◆ Task statement
Below are records; reproduce exactly the lines from the one containing "Read out every word on this page." through the end, both included, and only those.

◆ Data for this exercise
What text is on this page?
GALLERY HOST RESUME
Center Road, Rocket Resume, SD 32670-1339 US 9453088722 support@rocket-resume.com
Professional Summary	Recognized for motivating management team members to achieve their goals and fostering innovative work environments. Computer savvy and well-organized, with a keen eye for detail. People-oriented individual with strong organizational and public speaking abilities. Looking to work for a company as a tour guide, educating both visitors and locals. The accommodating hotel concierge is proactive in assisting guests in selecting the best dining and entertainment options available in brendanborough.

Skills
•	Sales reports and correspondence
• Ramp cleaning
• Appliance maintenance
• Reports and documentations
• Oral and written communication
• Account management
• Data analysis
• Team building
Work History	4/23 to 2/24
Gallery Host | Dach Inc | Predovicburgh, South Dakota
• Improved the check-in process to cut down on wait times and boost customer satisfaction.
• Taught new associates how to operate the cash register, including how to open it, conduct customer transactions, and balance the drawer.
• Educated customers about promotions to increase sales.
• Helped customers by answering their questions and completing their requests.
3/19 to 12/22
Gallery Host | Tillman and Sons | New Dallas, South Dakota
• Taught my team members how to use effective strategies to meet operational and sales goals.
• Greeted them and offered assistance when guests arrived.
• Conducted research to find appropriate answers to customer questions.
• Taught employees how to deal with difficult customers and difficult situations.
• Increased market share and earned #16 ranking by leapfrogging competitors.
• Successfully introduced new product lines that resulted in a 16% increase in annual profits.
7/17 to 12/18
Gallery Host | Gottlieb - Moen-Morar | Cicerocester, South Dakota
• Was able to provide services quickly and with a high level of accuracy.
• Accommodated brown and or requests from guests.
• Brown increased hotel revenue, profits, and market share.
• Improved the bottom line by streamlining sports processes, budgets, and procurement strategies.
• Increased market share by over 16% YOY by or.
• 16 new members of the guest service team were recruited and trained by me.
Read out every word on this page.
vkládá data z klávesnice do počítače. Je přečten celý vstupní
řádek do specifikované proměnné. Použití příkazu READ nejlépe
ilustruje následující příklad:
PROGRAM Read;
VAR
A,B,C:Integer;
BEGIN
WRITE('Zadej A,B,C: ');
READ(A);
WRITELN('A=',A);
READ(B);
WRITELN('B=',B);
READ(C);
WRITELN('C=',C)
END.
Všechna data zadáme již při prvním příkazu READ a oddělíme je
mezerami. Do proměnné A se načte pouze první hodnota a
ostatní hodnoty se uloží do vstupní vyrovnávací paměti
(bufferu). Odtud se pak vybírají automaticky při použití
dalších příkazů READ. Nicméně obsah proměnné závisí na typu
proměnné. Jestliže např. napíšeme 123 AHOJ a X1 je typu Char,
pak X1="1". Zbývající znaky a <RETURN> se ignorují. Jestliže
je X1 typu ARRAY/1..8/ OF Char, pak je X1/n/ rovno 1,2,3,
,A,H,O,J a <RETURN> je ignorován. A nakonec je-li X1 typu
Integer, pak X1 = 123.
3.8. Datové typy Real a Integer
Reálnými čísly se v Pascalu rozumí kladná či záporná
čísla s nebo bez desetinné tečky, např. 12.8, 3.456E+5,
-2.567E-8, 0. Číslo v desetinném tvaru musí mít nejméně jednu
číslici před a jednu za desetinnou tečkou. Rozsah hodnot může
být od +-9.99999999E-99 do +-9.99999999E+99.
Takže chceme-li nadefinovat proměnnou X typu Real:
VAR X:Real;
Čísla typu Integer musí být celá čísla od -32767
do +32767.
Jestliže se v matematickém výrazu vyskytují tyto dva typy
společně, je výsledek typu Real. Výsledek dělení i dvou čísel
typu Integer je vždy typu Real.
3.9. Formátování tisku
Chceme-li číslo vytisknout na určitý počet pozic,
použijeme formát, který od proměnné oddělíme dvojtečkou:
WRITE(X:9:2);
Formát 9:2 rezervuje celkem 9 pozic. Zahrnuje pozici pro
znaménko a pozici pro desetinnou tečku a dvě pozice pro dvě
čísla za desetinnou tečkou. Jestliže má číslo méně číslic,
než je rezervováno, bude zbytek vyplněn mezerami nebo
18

◆ Solution below
Read out every word on this page.
vkládá data z klávesnice do počítače. Je přečten celý vstupní
řádek do specifikované proměnné. Použití příkazu READ nejlépe
ilustruje následující příklad:
PROGRAM Read;
VAR
A,B,C:Integer;
BEGIN
WRITE('Zadej A,B,C: ');
READ(A);
WRITELN('A=',A);
READ(B);
WRITELN('B=',B);
READ(C);
WRITELN('C=',C)
END.
Všechna data zadáme již při prvním příkazu READ a oddělíme je
mezerami. Do proměnné A se načte pouze první hodnota a
ostatní hodnoty se uloží do vstupní vyrovnávací paměti
(bufferu). Odtud se pak vybírají automaticky při použití
dalších příkazů READ. Nicméně obsah proměnné závisí na typu
proměnné. Jestliže např. napíšeme 123 AHOJ a X1 je typu Char,
pak X1="1". Zbývající znaky a <RETURN> se ignorují. Jestliže
je X1 typu ARRAY/1..8/ OF Char, pak je X1/n/ rovno 1,2,3,
,A,H,O,J a <RETURN> je ignorován. A nakonec je-li X1 typu
Integer, pak X1 = 123.
3.8. Datové typy Real a Integer
Reálnými čísly se v Pascalu rozumí kladná či záporná
čísla s nebo bez desetinné tečky, např. 12.8, 3.456E+5,
-2.567E-8, 0. Číslo v desetinném tvaru musí mít nejméně jednu
číslici před a jednu za desetinnou tečkou. Rozsah hodnot může
být od +-9.99999999E-99 do +-9.99999999E+99.
Takže chceme-li nadefinovat proměnnou X typu Real:
VAR X:Real;
Čísla typu Integer musí být celá čísla od -32767
do +32767.
Jestliže se v matematickém výrazu vyskytují tyto dva typy
společně, je výsledek typu Real. Výsledek dělení i dvou čísel
typu Integer je vždy typu Real.
3.9. Formátování tisku
Chceme-li číslo vytisknout na určitý počet pozic,
použijeme formát, který od proměnné oddělíme dvojtečkou:
WRITE(X:9:2);
Formát 9:2 rezervuje celkem 9 pozic. Zahrnuje pozici pro
znaménko a pozici pro desetinnou tečku a dvě pozice pro dvě
čísla za desetinnou tečkou. Jestliže má číslo méně číslic,
než je rezervováno, bude zbytek vyplněn mezerami nebo
18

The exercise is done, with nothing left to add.